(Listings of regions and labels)
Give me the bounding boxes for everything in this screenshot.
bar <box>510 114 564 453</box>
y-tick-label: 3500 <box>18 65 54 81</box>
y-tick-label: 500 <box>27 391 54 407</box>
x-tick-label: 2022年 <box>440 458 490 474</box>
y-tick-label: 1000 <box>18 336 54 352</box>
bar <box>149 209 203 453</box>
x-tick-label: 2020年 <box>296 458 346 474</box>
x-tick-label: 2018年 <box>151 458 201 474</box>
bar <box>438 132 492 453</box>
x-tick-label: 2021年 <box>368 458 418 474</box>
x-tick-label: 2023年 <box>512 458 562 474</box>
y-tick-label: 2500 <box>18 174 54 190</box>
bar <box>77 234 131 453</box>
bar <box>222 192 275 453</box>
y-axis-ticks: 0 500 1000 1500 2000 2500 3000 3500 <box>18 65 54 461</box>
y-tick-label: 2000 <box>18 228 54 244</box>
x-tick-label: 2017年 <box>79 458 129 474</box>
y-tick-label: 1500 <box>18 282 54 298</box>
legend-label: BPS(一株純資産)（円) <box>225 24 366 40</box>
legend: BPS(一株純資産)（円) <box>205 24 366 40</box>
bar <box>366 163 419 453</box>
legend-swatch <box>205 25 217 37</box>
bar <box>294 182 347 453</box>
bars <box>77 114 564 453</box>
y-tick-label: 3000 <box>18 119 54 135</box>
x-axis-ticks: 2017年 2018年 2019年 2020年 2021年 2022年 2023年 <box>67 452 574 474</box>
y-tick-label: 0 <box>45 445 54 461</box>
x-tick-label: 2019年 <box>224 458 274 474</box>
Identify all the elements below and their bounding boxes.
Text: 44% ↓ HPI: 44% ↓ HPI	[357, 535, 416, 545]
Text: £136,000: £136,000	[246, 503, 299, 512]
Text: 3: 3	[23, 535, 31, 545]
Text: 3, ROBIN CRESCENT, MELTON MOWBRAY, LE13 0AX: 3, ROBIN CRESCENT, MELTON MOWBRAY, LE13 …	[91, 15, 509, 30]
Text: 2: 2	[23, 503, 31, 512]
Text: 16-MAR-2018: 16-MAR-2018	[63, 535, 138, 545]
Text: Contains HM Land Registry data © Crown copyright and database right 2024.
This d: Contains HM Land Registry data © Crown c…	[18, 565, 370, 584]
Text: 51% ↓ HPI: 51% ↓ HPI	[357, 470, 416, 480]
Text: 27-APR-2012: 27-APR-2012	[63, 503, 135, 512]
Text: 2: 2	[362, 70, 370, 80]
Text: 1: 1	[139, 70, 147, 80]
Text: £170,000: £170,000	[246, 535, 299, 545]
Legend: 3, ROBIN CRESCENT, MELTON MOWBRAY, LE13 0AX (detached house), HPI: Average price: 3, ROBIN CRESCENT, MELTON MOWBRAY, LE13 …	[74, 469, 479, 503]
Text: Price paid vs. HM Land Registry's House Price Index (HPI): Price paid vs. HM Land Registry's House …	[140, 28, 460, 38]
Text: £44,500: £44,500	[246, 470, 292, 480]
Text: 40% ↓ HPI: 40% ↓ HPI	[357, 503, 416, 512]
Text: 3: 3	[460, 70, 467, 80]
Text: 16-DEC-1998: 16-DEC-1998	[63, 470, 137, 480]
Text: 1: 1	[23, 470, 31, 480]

What you will do:
Render the records, from their first line through the line that contains "bars <box>77 114 564 453</box>", as a Markdown table with the columns Row and Line. Skip any blank lines.

Full answer:
| Row | Line |
|---|---|
| 1 | Give me the bounding boxes for everything in this screenshot. |
| 2 | bar <box>510 114 564 453</box> |
| 3 | y-tick-label: 3500 <box>18 65 54 81</box> |
| 4 | y-tick-label: 500 <box>27 391 54 407</box> |
| 5 | x-tick-label: 2022年 <box>440 458 490 474</box> |
| 6 | y-tick-label: 1000 <box>18 336 54 352</box> |
| 7 | bar <box>149 209 203 453</box> |
| 8 | x-tick-label: 2020年 <box>296 458 346 474</box> |
| 9 | x-tick-label: 2018年 <box>151 458 201 474</box> |
| 10 | bar <box>438 132 492 453</box> |
| 11 | x-tick-label: 2021年 <box>368 458 418 474</box> |
| 12 | x-tick-label: 2023年 <box>512 458 562 474</box> |
| 13 | y-tick-label: 2500 <box>18 174 54 190</box> |
| 14 | bar <box>77 234 131 453</box> |
| 15 | bar <box>222 192 275 453</box> |
| 16 | y-axis-ticks: 0 500 1000 1500 2000 2500 3000 3500 <box>18 65 54 461</box> |
| 17 | y-tick-label: 2000 <box>18 228 54 244</box> |
| 18 | x-tick-label: 2017年 <box>79 458 129 474</box> |
| 19 | y-tick-label: 1500 <box>18 282 54 298</box> |
| 20 | legend-label: BPS(一株純資産)（円) <box>225 24 366 40</box> |
| 21 | legend: BPS(一株純資産)（円) <box>205 24 366 40</box> |
| 22 | bar <box>366 163 419 453</box> |
| 23 | legend-swatch <box>205 25 217 37</box> |
| 24 | bar <box>294 182 347 453</box> |
| 25 | bars <box>77 114 564 453</box> |